What is expected ->
The records below are made of lines; count those holding the word "title" and give the number only.

━━━ Data supplied

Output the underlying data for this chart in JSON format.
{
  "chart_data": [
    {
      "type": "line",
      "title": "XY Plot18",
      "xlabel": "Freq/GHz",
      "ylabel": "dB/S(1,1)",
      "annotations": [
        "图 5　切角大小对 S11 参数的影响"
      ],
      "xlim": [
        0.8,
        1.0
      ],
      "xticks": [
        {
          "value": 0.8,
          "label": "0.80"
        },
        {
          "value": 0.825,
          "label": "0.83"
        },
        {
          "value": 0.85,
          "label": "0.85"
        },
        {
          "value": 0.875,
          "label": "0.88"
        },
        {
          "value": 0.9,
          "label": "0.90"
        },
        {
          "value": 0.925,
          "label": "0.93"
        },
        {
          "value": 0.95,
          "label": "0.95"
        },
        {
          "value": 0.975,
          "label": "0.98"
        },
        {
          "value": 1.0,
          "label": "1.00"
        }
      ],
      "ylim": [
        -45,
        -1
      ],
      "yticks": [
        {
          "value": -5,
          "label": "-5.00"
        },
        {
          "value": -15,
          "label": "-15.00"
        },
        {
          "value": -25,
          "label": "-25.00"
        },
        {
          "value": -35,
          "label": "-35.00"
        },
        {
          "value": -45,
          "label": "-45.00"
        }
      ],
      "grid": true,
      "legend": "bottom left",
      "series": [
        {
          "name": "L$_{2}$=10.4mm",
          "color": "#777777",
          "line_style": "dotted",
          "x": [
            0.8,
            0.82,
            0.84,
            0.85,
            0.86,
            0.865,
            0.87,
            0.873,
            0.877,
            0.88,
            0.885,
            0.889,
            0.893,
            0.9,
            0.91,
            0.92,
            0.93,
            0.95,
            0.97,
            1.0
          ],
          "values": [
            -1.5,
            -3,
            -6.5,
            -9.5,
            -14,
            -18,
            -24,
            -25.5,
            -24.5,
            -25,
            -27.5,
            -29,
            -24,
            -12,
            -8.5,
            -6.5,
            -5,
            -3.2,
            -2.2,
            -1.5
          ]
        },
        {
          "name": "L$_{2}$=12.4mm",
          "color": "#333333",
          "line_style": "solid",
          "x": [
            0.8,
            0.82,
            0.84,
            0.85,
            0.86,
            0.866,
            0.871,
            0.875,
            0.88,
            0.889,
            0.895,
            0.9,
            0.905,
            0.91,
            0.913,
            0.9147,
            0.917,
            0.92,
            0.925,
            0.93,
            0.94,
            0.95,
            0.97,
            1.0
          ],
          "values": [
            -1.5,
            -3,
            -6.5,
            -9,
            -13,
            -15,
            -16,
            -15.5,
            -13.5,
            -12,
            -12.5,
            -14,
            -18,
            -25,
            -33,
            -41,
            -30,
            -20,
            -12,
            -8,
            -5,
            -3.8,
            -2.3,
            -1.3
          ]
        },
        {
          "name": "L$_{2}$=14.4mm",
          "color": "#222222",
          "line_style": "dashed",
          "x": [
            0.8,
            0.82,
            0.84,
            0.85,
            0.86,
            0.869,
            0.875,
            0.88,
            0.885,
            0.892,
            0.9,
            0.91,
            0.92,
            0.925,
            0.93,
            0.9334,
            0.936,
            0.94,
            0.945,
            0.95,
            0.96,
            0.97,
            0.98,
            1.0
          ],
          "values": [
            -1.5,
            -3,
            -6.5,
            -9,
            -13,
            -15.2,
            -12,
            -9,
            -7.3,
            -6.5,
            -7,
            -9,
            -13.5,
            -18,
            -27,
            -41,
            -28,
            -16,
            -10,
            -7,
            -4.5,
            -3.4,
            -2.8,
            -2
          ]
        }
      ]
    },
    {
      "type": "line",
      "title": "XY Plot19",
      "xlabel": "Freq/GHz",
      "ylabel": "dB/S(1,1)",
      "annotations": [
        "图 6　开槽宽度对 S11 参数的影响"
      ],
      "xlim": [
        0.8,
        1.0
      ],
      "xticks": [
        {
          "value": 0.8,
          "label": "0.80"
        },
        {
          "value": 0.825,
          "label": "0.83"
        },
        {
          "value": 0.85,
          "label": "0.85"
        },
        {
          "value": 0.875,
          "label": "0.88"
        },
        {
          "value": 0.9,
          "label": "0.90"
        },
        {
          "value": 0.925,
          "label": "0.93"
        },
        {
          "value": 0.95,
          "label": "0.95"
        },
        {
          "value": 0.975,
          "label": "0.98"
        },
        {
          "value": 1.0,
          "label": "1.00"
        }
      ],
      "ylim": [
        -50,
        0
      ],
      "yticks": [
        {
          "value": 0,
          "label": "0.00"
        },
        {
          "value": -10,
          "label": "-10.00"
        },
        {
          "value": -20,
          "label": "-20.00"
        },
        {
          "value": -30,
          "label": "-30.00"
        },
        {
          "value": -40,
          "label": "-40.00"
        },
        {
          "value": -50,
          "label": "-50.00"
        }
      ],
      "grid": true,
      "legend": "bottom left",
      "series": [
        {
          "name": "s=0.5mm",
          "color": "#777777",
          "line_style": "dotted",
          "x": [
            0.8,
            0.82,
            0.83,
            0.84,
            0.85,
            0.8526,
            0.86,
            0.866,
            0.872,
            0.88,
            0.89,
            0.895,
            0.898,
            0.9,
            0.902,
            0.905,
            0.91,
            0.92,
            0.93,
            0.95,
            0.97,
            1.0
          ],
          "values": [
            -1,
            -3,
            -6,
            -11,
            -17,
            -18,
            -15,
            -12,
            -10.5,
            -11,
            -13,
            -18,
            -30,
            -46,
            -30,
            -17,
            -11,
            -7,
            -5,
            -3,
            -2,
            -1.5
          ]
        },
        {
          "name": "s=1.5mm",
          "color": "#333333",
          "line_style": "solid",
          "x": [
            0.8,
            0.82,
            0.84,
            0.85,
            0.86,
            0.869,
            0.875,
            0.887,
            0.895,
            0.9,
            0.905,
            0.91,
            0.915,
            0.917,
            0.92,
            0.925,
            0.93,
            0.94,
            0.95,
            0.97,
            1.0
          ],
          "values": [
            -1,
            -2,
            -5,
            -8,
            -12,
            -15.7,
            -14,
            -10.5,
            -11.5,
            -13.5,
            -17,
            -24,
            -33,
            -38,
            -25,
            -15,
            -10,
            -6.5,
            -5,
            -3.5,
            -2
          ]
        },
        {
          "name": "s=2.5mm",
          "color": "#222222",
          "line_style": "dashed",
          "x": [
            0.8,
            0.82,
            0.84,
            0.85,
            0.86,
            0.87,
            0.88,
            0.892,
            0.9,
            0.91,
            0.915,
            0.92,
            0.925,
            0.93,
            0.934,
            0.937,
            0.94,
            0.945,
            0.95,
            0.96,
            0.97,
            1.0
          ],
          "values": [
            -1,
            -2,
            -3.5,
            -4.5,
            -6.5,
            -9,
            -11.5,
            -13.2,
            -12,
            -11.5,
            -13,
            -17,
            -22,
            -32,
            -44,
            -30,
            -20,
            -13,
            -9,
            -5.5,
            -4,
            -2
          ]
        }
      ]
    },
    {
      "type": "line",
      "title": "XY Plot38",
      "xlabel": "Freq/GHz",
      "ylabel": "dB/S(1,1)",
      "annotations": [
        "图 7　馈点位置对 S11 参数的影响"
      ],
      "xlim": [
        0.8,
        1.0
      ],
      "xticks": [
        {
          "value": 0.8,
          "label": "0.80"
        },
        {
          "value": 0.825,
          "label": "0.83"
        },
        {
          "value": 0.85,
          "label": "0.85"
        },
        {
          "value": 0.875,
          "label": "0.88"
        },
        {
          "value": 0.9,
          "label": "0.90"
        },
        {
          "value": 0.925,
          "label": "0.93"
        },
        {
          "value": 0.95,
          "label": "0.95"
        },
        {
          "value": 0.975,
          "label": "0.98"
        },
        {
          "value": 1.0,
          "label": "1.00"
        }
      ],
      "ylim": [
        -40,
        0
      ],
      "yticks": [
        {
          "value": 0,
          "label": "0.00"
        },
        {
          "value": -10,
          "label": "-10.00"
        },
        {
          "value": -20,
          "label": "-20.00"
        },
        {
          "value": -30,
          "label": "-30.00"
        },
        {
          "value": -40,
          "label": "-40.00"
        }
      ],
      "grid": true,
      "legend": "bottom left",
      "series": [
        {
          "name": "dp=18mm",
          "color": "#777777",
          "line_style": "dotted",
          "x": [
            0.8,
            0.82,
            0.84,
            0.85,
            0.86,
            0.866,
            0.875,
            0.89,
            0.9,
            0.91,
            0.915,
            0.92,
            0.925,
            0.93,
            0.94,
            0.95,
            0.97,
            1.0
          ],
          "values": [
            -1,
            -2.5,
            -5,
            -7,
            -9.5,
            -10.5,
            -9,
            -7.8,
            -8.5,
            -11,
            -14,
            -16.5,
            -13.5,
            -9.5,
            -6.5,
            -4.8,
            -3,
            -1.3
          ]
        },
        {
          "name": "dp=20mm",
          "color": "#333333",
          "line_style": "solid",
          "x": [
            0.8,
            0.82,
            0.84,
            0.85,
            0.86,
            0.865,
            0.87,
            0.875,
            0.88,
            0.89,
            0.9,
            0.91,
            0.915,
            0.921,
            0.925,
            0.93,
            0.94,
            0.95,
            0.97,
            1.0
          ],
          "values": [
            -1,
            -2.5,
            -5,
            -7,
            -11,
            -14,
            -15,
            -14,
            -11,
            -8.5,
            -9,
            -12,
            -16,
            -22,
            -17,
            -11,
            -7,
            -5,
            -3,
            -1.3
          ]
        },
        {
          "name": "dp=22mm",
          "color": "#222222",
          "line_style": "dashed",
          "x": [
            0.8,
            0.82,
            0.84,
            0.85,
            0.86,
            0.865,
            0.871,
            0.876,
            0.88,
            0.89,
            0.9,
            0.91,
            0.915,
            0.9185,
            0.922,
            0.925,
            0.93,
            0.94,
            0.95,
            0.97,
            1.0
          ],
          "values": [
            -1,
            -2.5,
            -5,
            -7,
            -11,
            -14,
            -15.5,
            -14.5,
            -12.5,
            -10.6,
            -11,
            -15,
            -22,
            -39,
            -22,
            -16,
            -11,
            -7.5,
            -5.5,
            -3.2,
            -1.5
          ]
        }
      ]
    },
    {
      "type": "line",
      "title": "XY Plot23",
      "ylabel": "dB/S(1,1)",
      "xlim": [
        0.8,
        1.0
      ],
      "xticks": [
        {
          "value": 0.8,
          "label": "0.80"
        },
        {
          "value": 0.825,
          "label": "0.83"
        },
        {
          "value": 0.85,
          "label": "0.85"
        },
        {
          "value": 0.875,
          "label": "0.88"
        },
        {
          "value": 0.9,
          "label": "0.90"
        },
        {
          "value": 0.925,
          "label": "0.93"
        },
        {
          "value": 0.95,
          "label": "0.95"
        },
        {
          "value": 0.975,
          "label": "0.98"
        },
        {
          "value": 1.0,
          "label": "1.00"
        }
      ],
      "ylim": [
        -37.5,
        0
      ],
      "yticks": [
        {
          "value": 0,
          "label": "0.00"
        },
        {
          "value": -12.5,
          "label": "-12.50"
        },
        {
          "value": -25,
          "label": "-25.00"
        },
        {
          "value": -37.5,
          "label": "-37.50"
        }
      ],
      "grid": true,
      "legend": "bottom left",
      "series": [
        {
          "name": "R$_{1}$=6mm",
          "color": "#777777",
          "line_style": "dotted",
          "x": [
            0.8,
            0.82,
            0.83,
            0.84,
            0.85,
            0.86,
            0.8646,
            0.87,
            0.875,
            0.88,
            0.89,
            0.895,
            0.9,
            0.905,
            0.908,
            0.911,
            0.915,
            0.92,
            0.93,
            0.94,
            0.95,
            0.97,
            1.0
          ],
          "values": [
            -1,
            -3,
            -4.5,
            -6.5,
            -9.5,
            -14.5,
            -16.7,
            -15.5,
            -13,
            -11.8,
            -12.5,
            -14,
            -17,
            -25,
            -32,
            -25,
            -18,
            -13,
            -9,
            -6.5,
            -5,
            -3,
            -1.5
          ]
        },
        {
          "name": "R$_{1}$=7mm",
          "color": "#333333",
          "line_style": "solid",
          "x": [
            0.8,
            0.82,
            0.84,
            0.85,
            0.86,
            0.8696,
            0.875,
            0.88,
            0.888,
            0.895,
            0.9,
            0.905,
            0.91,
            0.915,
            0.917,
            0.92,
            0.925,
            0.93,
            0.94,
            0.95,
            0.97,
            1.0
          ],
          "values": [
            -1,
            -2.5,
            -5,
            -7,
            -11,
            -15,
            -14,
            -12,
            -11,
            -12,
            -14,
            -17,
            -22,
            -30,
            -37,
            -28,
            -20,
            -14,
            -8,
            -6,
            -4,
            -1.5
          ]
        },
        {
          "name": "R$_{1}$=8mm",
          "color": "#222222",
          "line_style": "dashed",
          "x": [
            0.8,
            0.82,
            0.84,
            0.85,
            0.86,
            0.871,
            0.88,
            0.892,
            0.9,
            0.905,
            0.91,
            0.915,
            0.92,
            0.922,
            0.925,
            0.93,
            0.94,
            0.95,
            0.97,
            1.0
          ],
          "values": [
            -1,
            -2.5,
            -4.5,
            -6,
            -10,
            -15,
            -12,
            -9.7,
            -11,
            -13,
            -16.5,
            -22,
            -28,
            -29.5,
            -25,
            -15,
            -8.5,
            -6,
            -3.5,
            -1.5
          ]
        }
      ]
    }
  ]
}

━━━━━━

Finished exercise ->
4